* Directive: Every line of the material below should be repeated exactly.

* Record set:

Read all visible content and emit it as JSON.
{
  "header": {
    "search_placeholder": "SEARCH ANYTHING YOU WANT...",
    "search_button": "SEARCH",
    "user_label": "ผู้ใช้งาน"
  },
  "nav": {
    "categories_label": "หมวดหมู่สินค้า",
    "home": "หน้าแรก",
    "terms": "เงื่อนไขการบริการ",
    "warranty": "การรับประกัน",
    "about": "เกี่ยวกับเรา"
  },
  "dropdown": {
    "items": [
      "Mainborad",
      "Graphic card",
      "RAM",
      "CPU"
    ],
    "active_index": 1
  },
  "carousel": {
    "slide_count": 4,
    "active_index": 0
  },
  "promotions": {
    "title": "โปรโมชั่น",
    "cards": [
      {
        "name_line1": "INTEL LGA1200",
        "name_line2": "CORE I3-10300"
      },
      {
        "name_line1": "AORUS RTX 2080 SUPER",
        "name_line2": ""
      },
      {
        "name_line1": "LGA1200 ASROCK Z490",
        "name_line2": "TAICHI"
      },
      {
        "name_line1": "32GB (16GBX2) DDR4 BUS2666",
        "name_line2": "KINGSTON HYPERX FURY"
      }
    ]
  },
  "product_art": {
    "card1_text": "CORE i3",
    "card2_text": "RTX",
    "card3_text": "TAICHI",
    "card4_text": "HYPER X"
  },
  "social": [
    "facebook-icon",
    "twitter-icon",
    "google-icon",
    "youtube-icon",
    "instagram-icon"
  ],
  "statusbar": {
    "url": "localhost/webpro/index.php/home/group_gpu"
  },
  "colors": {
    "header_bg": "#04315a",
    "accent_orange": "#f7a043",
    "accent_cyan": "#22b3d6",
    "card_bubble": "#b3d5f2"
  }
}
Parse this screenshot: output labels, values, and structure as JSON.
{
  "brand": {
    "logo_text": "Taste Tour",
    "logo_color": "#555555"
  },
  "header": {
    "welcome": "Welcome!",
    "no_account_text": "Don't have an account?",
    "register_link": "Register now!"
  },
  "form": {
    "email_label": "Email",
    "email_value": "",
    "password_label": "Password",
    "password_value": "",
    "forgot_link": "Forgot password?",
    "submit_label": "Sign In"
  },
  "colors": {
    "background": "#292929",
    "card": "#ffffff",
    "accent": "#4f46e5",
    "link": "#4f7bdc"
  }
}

* Answer to the exercise:
Read all visible content and emit it as JSON.
{
  "header": {
    "search_placeholder": "SEARCH ANYTHING YOU WANT...",
    "search_button": "SEARCH",
    "user_label": "ผู้ใช้งาน"
  },
  "nav": {
    "categories_label": "หมวดหมู่สินค้า",
    "home": "หน้าแรก",
    "terms": "เงื่อนไขการบริการ",
    "warranty": "การรับประกัน",
    "about": "เกี่ยวกับเรา"
  },
  "dropdown": {
    "items": [
      "Mainborad",
      "Graphic card",
      "RAM",
      "CPU"
    ],
    "active_index": 1
  },
  "carousel": {
    "slide_count": 4,
    "active_index": 0
  },
  "promotions": {
    "title": "โปรโมชั่น",
    "cards": [
      {
        "name_line1": "INTEL LGA1200",
        "name_line2": "CORE I3-10300"
      },
      {
        "name_line1": "AORUS RTX 2080 SUPER",
        "name_line2": ""
      },
      {
        "name_line1": "LGA1200 ASROCK Z490",
        "name_line2": "TAICHI"
      },
      {
        "name_line1": "32GB (16GBX2) DDR4 BUS2666",
        "name_line2": "KINGSTON HYPERX FURY"
      }
    ]
  },
  "product_art": {
    "card1_text": "CORE i3",
    "card2_text": "RTX",
    "card3_text": "TAICHI",
    "card4_text": "HYPER X"
  },
  "social": [
    "facebook-icon",
    "twitter-icon",
    "google-icon",
    "youtube-icon",
    "instagram-icon"
  ],
  "statusbar": {
    "url": "localhost/webpro/index.php/home/group_gpu"
  },
  "colors": {
    "header_bg": "#04315a",
    "accent_orange": "#f7a043",
    "accent_cyan": "#22b3d6",
    "card_bubble": "#b3d5f2"
  }
}
Parse this screenshot: output labels, values, and structure as JSON.
{
  "brand": {
    "logo_text": "Taste Tour",
    "logo_color": "#555555"
  },
  "header": {
    "welcome": "Welcome!",
    "no_account_text": "Don't have an account?",
    "register_link": "Register now!"
  },
  "form": {
    "email_label": "Email",
    "email_value": "",
    "password_label": "Password",
    "password_value": "",
    "forgot_link": "Forgot password?",
    "submit_label": "Sign In"
  },
  "colors": {
    "background": "#292929",
    "card": "#ffffff",
    "accent": "#4f46e5",
    "link": "#4f7bdc"
  }
}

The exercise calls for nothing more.